>> start MATERIAL

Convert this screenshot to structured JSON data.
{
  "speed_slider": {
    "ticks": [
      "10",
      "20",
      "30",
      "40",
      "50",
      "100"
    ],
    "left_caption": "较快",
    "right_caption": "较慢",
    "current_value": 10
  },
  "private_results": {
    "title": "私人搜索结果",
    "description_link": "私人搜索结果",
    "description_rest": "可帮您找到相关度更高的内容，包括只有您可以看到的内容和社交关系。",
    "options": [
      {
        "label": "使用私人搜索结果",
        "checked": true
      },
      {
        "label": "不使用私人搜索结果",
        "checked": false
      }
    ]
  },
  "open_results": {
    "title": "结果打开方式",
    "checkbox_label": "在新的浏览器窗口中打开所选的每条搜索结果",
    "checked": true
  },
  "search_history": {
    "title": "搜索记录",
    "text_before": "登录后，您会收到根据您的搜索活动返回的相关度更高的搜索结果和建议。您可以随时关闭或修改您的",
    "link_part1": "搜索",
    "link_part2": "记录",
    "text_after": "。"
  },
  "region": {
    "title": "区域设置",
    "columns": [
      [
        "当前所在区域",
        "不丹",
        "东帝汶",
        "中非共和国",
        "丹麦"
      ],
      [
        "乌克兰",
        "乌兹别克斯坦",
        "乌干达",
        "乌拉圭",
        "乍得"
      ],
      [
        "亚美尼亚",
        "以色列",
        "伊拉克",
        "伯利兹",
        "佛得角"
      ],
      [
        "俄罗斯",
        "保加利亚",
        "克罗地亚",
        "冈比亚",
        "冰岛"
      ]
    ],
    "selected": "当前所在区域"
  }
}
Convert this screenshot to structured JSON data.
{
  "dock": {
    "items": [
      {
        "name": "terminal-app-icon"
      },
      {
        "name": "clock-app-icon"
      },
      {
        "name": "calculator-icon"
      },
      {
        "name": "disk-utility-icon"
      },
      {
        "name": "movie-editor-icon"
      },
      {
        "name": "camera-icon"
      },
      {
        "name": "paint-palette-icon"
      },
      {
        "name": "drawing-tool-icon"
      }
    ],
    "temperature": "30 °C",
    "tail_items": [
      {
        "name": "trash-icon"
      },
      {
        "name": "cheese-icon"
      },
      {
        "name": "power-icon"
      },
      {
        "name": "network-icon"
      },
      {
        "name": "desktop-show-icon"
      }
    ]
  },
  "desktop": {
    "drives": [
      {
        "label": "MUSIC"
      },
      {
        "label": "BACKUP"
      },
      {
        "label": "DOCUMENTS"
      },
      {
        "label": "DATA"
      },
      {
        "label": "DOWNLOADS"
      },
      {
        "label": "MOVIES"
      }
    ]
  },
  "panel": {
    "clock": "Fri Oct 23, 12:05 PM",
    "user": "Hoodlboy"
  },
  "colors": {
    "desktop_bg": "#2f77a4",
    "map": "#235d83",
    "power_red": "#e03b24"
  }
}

>> end MATERIAL
>> start MATERIAL

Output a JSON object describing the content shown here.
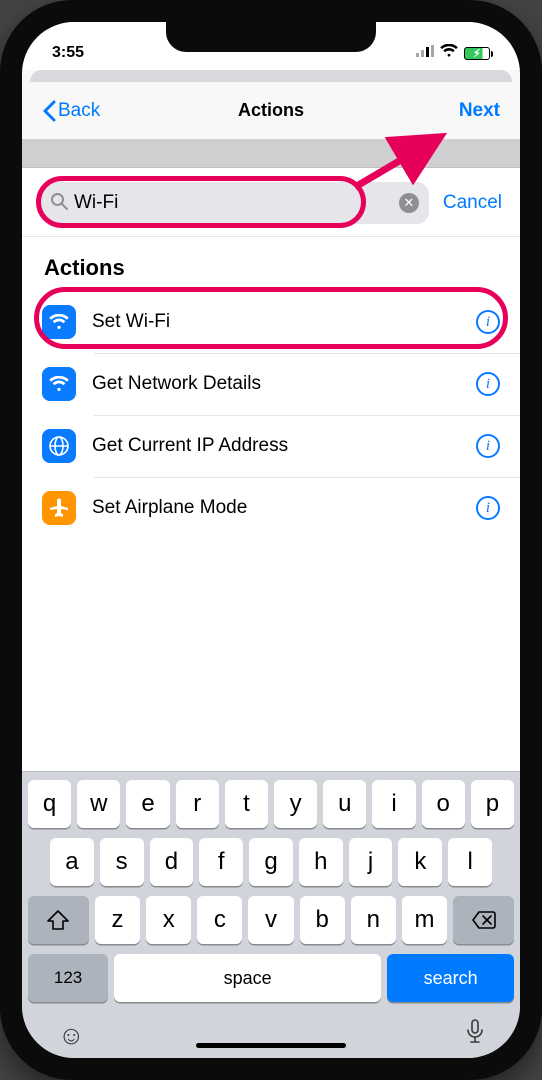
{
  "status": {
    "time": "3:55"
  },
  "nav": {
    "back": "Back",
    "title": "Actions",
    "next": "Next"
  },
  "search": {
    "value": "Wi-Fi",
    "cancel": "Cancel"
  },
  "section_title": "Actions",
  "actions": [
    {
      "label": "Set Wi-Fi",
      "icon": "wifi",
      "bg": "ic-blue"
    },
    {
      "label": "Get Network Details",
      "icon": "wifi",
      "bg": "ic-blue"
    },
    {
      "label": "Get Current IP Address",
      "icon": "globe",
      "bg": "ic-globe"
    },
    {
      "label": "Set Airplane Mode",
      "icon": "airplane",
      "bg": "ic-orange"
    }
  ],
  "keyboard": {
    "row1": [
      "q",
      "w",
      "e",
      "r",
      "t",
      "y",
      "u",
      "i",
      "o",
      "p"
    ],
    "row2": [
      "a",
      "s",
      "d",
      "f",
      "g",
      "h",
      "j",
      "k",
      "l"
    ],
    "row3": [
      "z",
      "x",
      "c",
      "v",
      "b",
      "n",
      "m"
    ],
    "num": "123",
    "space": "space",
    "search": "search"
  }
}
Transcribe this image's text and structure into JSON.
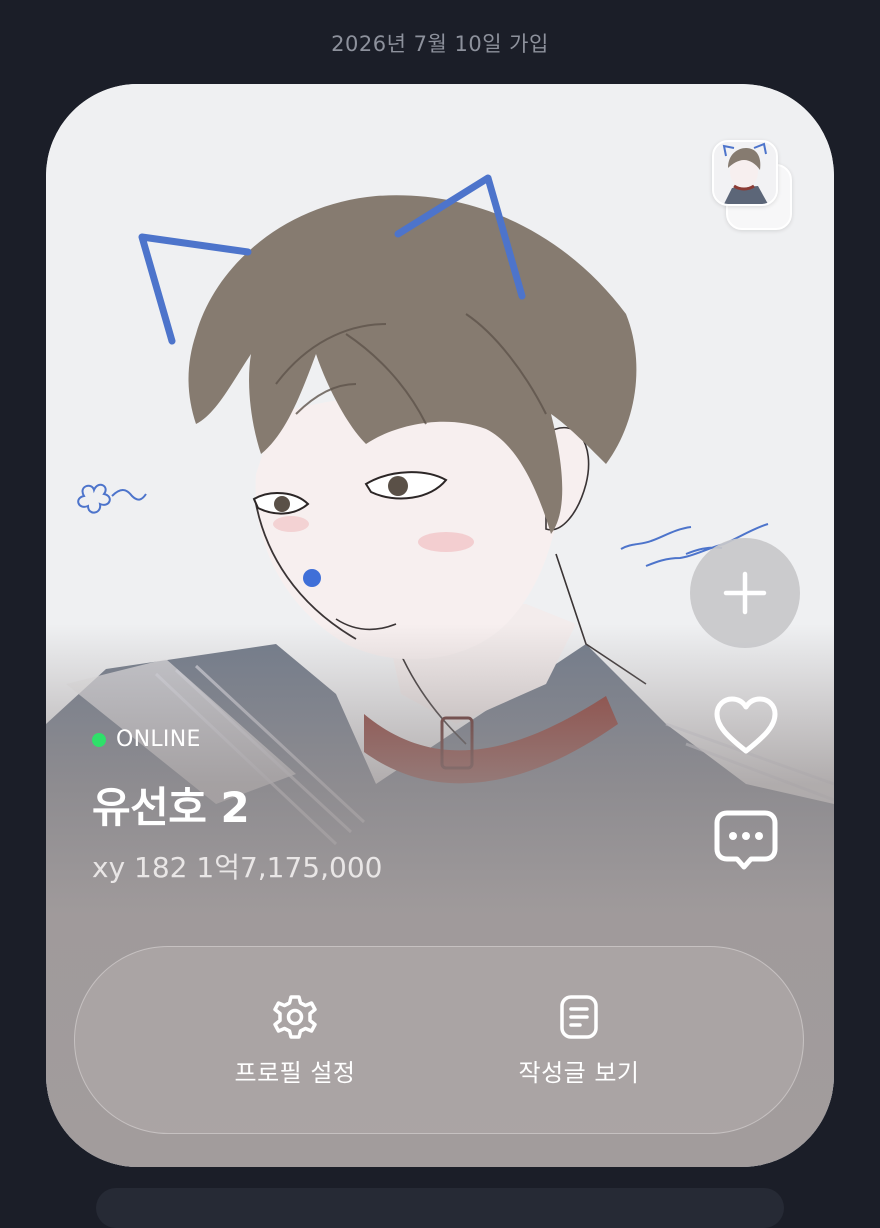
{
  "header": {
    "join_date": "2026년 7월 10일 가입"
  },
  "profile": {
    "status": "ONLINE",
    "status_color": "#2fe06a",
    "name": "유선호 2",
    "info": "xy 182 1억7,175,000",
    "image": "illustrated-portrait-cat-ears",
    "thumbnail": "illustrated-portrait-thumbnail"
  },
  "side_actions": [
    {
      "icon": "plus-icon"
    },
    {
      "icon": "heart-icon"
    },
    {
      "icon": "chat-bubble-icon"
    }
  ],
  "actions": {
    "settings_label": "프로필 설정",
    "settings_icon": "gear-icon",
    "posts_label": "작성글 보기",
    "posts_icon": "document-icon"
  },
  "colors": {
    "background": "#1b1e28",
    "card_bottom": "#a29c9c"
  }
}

>> end MATERIAL

In the entries above, count each line that holds "clock". Give the total and nothing else.

**REPLY TO THE TASK**
2